Collected data entries
++++++++
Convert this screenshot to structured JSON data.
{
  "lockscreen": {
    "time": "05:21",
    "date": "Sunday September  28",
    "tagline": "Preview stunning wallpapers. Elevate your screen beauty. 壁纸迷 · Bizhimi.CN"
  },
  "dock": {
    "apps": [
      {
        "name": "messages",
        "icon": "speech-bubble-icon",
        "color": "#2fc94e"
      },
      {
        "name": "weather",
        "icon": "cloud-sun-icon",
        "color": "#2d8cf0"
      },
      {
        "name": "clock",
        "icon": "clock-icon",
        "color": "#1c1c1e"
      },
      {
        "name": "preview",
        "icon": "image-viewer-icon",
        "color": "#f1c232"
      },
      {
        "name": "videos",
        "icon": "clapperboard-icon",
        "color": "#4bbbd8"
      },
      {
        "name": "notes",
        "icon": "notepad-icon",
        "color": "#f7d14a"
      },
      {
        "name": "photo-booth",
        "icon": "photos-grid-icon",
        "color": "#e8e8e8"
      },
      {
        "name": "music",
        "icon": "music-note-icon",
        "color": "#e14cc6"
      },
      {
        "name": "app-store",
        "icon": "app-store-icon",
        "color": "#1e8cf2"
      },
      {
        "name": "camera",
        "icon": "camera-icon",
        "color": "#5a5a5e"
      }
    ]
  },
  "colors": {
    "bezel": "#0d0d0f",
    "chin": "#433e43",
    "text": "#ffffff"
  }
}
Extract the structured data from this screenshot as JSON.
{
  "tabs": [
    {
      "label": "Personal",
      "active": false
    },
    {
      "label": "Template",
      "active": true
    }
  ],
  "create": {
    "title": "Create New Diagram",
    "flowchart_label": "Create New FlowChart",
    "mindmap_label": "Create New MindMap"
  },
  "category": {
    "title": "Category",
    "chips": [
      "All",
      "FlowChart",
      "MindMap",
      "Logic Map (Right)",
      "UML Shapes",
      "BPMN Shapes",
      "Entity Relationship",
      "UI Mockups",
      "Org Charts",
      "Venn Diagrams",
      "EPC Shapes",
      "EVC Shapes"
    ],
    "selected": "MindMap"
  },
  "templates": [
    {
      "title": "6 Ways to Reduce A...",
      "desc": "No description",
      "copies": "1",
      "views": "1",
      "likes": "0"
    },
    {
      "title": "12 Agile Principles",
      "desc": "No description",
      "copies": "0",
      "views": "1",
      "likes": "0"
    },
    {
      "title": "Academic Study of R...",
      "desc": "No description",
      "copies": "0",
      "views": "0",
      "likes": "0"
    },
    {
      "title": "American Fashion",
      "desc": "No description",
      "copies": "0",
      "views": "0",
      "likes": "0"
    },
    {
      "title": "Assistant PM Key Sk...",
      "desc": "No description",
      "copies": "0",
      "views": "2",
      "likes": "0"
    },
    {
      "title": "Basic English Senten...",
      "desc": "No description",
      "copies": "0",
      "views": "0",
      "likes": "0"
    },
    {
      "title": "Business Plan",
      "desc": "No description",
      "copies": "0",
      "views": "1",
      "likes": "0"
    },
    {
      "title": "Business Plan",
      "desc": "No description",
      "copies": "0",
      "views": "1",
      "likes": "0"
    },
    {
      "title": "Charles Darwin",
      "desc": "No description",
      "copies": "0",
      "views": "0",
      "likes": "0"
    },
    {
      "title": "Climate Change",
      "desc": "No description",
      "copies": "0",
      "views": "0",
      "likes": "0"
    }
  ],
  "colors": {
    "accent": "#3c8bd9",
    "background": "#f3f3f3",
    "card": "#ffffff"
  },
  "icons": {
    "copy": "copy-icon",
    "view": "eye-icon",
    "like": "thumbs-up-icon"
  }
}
++++++++
From the records above, extract every entry verbatim.

Convert this screenshot to structured JSON data.
{
  "lockscreen": {
    "time": "05:21",
    "date": "Sunday September  28",
    "tagline": "Preview stunning wallpapers. Elevate your screen beauty. 壁纸迷 · Bizhimi.CN"
  },
  "dock": {
    "apps": [
      {
        "name": "messages",
        "icon": "speech-bubble-icon",
        "color": "#2fc94e"
      },
      {
        "name": "weather",
        "icon": "cloud-sun-icon",
        "color": "#2d8cf0"
      },
      {
        "name": "clock",
        "icon": "clock-icon",
        "color": "#1c1c1e"
      },
      {
        "name": "preview",
        "icon": "image-viewer-icon",
        "color": "#f1c232"
      },
      {
        "name": "videos",
        "icon": "clapperboard-icon",
        "color": "#4bbbd8"
      },
      {
        "name": "notes",
        "icon": "notepad-icon",
        "color": "#f7d14a"
      },
      {
        "name": "photo-booth",
        "icon": "photos-grid-icon",
        "color": "#e8e8e8"
      },
      {
        "name": "music",
        "icon": "music-note-icon",
        "color": "#e14cc6"
      },
      {
        "name": "app-store",
        "icon": "app-store-icon",
        "color": "#1e8cf2"
      },
      {
        "name": "camera",
        "icon": "camera-icon",
        "color": "#5a5a5e"
      }
    ]
  },
  "colors": {
    "bezel": "#0d0d0f",
    "chin": "#433e43",
    "text": "#ffffff"
  }
}
Extract the structured data from this screenshot as JSON.
{
  "tabs": [
    {
      "label": "Personal",
      "active": false
    },
    {
      "label": "Template",
      "active": true
    }
  ],
  "create": {
    "title": "Create New Diagram",
    "flowchart_label": "Create New FlowChart",
    "mindmap_label": "Create New MindMap"
  },
  "category": {
    "title": "Category",
    "chips": [
      "All",
      "FlowChart",
      "MindMap",
      "Logic Map (Right)",
      "UML Shapes",
      "BPMN Shapes",
      "Entity Relationship",
      "UI Mockups",
      "Org Charts",
      "Venn Diagrams",
      "EPC Shapes",
      "EVC Shapes"
    ],
    "selected": "MindMap"
  },
  "templates": [
    {
      "title": "6 Ways to Reduce A...",
      "desc": "No description",
      "copies": "1",
      "views": "1",
      "likes": "0"
    },
    {
      "title": "12 Agile Principles",
      "desc": "No description",
      "copies": "0",
      "views": "1",
      "likes": "0"
    },
    {
      "title": "Academic Study of R...",
      "desc": "No description",
      "copies": "0",
      "views": "0",
      "likes": "0"
    },
    {
      "title": "American Fashion",
      "desc": "No description",
      "copies": "0",
      "views": "0",
      "likes": "0"
    },
    {
      "title": "Assistant PM Key Sk...",
      "desc": "No description",
      "copies": "0",
      "views": "2",
      "likes": "0"
    },
    {
      "title": "Basic English Senten...",
      "desc": "No description",
      "copies": "0",
      "views": "0",
      "likes": "0"
    },
    {
      "title": "Business Plan",
      "desc": "No description",
      "copies": "0",
      "views": "1",
      "likes": "0"
    },
    {
      "title": "Business Plan",
      "desc": "No description",
      "copies": "0",
      "views": "1",
      "likes": "0"
    },
    {
      "title": "Charles Darwin",
      "desc": "No description",
      "copies": "0",
      "views": "0",
      "likes": "0"
    },
    {
      "title": "Climate Change",
      "desc": "No description",
      "copies": "0",
      "views": "0",
      "likes": "0"
    }
  ],
  "colors": {
    "accent": "#3c8bd9",
    "background": "#f3f3f3",
    "card": "#ffffff"
  },
  "icons": {
    "copy": "copy-icon",
    "view": "eye-icon",
    "like": "thumbs-up-icon"
  }
}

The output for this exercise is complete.